Restate the full set of records exactly, without adding or dropping a word.

+++ MATERIAL PROVIDED

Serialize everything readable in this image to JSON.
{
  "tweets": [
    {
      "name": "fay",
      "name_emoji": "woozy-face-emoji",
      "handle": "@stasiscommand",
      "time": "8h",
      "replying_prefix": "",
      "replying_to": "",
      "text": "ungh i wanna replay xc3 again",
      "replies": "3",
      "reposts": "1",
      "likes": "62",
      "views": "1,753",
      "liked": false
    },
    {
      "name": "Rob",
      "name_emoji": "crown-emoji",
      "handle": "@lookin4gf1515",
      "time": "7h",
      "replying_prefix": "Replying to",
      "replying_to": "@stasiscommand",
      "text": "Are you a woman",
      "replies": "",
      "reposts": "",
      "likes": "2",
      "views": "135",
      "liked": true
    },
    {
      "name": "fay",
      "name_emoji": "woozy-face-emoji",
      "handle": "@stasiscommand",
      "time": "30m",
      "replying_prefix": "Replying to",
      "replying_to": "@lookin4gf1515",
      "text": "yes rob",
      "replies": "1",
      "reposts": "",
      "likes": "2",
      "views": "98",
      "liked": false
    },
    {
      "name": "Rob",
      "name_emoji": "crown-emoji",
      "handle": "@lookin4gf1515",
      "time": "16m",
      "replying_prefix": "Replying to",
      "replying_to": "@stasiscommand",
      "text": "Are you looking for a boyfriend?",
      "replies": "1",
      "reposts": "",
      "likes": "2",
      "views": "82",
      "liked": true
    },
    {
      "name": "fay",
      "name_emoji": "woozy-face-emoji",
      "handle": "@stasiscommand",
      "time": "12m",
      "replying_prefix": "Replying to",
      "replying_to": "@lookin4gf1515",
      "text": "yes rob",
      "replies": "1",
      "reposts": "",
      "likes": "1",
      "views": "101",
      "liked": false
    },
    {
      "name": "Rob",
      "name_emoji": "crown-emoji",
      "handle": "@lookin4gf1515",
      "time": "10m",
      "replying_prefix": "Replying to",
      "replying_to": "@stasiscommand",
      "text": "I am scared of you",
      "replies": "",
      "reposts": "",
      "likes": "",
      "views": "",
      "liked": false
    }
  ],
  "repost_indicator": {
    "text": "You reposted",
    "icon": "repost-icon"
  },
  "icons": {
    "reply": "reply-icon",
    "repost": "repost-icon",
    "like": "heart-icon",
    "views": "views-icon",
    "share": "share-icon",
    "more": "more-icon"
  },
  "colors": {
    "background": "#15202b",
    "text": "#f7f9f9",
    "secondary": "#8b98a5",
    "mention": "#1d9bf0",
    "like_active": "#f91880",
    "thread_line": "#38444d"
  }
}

++++++

REPLY TO THE TASK =
Serialize everything readable in this image to JSON.
{
  "tweets": [
    {
      "name": "fay",
      "name_emoji": "woozy-face-emoji",
      "handle": "@stasiscommand",
      "time": "8h",
      "replying_prefix": "",
      "replying_to": "",
      "text": "ungh i wanna replay xc3 again",
      "replies": "3",
      "reposts": "1",
      "likes": "62",
      "views": "1,753",
      "liked": false
    },
    {
      "name": "Rob",
      "name_emoji": "crown-emoji",
      "handle": "@lookin4gf1515",
      "time": "7h",
      "replying_prefix": "Replying to",
      "replying_to": "@stasiscommand",
      "text": "Are you a woman",
      "replies": "",
      "reposts": "",
      "likes": "2",
      "views": "135",
      "liked": true
    },
    {
      "name": "fay",
      "name_emoji": "woozy-face-emoji",
      "handle": "@stasiscommand",
      "time": "30m",
      "replying_prefix": "Replying to",
      "replying_to": "@lookin4gf1515",
      "text": "yes rob",
      "replies": "1",
      "reposts": "",
      "likes": "2",
      "views": "98",
      "liked": false
    },
    {
      "name": "Rob",
      "name_emoji": "crown-emoji",
      "handle": "@lookin4gf1515",
      "time": "16m",
      "replying_prefix": "Replying to",
      "replying_to": "@stasiscommand",
      "text": "Are you looking for a boyfriend?",
      "replies": "1",
      "reposts": "",
      "likes": "2",
      "views": "82",
      "liked": true
    },
    {
      "name": "fay",
      "name_emoji": "woozy-face-emoji",
      "handle": "@stasiscommand",
      "time": "12m",
      "replying_prefix": "Replying to",
      "replying_to": "@lookin4gf1515",
      "text": "yes rob",
      "replies": "1",
      "reposts": "",
      "likes": "1",
      "views": "101",
      "liked": false
    },
    {
      "name": "Rob",
      "name_emoji": "crown-emoji",
      "handle": "@lookin4gf1515",
      "time": "10m",
      "replying_prefix": "Replying to",
      "replying_to": "@stasiscommand",
      "text": "I am scared of you",
      "replies": "",
      "reposts": "",
      "likes": "",
      "views": "",
      "liked": false
    }
  ],
  "repost_indicator": {
    "text": "You reposted",
    "icon": "repost-icon"
  },
  "icons": {
    "reply": "reply-icon",
    "repost": "repost-icon",
    "like": "heart-icon",
    "views": "views-icon",
    "share": "share-icon",
    "more": "more-icon"
  },
  "colors": {
    "background": "#15202b",
    "text": "#f7f9f9",
    "secondary": "#8b98a5",
    "mention": "#1d9bf0",
    "like_active": "#f91880",
    "thread_line": "#38444d"
  }
}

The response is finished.